═════ ОТРЫВОК ТЕКСТА

Изданная на трех языках книга не только представляет в полноте все жанры, стили и виды художественных работ автора в разные периоды, но и тепло повествует о его жизни. Размещены фотографии Артура Никитина в разном возрасте, как и фото его родителей, Петра Семеновича и Галии Габдурахмановны Никитиных. Он их любил, почитал, уважал — они стали для него примером, как нужно жить.
— В моем роду никогда не было ни рабов, ни крепостных, мне неведомо чувство ярма и зависимости от кого бы то ни было,— объясняет свое жизненное кредо, давшее название альбому, Артур Петрович. — Это звериное чувство свободы во мне так сильно, что я никогда не испытывал трепета перед сильными мира сего. И если что–то было поперек моих убеждений, я просто дрался — в прямом и переносном смысле — за справедливость. Немало членов (пардон) Союза художников и официальных лиц это испытали на себе, чем и горжусь.

══════════
═════ ФРАГМЕНТЫ ДАННЫХ

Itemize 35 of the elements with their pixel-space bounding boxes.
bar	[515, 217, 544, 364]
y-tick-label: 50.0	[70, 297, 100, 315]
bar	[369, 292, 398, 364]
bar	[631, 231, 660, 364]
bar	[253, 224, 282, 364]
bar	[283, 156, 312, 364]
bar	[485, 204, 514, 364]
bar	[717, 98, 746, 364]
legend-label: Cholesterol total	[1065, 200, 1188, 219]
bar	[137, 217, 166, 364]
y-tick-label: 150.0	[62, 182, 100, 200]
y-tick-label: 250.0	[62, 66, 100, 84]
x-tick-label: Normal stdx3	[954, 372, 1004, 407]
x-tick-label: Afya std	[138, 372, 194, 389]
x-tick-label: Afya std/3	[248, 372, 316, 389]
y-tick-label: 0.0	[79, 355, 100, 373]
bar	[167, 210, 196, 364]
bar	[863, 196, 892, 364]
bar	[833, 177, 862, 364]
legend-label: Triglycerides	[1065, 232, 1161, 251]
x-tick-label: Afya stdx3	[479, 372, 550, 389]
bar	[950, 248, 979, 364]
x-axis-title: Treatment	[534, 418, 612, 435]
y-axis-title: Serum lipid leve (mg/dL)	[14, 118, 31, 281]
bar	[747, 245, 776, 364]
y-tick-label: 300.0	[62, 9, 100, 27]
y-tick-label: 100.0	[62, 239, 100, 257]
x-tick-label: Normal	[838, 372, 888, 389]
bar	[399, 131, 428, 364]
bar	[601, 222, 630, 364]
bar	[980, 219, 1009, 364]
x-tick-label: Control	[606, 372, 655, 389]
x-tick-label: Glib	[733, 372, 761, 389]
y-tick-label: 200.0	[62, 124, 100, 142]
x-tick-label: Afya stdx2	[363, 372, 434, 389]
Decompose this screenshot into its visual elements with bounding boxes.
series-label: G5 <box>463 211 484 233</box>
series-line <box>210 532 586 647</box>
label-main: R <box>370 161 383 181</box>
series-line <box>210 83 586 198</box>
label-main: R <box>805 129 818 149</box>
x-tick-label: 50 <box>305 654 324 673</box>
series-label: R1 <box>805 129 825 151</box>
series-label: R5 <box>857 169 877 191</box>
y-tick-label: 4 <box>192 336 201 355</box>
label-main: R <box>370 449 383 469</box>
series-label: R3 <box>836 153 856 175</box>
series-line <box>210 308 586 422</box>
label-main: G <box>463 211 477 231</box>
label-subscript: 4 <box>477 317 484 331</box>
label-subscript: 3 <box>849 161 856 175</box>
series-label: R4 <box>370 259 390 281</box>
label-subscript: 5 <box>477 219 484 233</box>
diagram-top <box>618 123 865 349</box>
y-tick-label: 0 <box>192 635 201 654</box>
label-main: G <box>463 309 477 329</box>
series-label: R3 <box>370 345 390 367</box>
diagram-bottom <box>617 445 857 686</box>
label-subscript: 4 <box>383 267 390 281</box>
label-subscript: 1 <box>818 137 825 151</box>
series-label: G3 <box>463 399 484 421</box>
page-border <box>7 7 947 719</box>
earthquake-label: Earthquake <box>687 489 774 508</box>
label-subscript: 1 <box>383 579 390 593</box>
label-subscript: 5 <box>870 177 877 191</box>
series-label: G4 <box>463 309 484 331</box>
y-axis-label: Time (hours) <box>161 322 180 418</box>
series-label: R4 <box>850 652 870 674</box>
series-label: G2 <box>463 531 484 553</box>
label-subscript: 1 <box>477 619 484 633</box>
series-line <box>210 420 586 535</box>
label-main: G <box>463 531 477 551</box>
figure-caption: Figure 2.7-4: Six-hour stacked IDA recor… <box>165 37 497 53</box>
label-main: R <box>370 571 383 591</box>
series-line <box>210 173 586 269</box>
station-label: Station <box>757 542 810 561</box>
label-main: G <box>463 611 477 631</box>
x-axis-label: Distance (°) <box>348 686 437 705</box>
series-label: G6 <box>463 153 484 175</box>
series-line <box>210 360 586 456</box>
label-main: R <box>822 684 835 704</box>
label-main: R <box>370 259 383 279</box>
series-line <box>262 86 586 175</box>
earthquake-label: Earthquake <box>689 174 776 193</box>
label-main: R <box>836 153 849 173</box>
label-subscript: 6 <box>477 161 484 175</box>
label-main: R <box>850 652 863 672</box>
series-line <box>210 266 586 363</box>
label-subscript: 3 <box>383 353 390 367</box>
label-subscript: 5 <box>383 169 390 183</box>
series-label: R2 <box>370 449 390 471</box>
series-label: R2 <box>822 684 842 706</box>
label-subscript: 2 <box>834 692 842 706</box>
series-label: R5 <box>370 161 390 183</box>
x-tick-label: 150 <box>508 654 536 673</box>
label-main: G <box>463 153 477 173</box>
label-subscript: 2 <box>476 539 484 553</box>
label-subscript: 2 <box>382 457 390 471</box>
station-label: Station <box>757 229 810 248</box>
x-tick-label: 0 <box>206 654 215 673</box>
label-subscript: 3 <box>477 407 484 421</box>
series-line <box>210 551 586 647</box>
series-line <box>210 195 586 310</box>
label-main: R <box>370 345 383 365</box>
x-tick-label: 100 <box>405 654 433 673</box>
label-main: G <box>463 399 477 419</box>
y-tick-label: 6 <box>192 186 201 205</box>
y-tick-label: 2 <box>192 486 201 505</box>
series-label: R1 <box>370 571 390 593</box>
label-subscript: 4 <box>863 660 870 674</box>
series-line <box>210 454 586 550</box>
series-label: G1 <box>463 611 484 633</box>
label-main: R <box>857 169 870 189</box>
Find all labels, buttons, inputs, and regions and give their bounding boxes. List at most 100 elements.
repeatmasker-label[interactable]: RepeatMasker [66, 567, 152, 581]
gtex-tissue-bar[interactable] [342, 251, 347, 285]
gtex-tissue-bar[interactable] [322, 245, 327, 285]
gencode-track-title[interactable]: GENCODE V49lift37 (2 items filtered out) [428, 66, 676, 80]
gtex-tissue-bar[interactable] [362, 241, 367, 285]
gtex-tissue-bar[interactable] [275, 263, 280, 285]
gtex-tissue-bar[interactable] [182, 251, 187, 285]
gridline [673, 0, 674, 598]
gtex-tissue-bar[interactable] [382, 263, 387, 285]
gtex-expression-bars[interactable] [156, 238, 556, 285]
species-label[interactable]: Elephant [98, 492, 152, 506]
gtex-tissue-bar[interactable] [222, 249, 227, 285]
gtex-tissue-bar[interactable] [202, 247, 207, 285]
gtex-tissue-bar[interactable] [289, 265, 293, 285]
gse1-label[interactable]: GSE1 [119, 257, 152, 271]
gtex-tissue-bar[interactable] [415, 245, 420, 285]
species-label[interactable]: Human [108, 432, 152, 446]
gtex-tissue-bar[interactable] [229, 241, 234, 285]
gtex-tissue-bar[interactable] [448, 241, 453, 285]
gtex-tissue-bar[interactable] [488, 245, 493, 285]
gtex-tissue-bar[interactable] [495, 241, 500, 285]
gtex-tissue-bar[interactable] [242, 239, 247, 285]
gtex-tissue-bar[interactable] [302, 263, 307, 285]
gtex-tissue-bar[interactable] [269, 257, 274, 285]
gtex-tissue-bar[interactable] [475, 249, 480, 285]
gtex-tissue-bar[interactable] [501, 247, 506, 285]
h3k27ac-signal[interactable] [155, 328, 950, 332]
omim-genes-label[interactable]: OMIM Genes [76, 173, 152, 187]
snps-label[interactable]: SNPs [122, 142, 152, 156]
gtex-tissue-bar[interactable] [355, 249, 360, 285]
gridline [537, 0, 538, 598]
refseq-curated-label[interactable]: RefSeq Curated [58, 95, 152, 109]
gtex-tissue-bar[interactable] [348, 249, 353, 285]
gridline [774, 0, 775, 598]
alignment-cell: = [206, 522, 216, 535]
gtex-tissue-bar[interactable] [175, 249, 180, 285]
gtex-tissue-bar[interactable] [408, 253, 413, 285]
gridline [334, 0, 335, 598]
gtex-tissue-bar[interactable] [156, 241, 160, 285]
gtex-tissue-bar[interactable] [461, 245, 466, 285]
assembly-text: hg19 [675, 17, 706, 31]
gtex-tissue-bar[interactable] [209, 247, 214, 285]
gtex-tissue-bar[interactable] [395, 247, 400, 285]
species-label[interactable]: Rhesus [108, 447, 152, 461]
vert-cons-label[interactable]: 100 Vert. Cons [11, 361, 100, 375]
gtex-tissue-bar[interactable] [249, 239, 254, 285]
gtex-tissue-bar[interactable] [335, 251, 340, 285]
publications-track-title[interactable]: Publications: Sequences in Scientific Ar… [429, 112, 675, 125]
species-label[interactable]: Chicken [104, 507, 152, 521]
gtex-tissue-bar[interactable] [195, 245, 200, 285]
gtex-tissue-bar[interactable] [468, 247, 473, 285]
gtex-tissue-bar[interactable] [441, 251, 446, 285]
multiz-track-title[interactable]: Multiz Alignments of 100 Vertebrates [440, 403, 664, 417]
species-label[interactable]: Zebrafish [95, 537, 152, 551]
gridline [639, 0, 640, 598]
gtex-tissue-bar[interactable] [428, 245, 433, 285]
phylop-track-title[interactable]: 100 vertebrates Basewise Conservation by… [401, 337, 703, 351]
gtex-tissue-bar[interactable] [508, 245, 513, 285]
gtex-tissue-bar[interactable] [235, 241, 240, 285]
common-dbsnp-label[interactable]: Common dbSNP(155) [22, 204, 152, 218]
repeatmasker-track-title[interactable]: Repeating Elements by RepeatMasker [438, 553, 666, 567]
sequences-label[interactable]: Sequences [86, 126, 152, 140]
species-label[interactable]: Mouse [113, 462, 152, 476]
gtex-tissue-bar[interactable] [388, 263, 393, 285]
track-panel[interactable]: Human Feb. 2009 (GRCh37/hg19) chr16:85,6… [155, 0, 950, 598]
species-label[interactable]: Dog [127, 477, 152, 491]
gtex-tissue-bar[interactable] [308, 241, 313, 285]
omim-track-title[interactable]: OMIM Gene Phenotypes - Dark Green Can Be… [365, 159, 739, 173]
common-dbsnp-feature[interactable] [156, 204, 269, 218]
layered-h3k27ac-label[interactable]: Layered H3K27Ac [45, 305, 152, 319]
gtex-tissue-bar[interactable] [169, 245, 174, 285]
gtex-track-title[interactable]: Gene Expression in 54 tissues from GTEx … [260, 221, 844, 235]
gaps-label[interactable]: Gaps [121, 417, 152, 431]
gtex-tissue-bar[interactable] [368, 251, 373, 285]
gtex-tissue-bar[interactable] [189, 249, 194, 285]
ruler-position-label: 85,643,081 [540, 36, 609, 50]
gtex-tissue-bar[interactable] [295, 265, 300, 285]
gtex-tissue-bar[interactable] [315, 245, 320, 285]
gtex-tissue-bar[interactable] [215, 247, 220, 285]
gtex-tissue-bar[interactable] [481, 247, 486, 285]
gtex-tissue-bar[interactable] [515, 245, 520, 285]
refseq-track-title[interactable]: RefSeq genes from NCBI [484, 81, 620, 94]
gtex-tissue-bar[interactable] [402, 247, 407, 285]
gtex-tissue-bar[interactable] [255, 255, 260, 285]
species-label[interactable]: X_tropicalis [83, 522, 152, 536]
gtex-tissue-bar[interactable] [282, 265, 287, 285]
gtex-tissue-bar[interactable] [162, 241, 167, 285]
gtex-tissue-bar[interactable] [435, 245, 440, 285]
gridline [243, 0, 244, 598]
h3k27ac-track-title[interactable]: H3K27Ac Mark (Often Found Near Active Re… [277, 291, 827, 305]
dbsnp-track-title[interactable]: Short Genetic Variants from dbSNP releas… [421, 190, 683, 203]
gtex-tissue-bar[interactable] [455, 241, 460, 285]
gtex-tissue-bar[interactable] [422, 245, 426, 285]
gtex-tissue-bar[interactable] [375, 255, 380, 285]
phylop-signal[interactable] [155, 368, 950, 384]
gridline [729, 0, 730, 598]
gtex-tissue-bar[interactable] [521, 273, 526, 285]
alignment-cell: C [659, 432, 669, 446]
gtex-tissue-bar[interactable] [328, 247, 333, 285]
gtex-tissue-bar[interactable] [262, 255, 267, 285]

══════════

## ЗАДАНИЯ К ВЫПОЛНЕНИЮ
a: Как зовут родителей Артура Никитина, чьи фотографии размещены в книге, согласно отрывку текста?
b: Объясните по отрывку текста, почему Артур Петрович никогда не испытывал трепета перед сильными мира сего.

## ОТВЕТЫ ПО НОМЕРАМ
a: Петр Семенович и Галия Габдурахмановна Никитины.

b: По его словам, в его роду никогда не было ни рабов, ни крепостных, и ему неведомо чувство ярма и зависимости от кого бы то ни было. Это «звериное чувство свободы» в нем настолько сильно, что трепета перед сильными мира сего он не испытывал.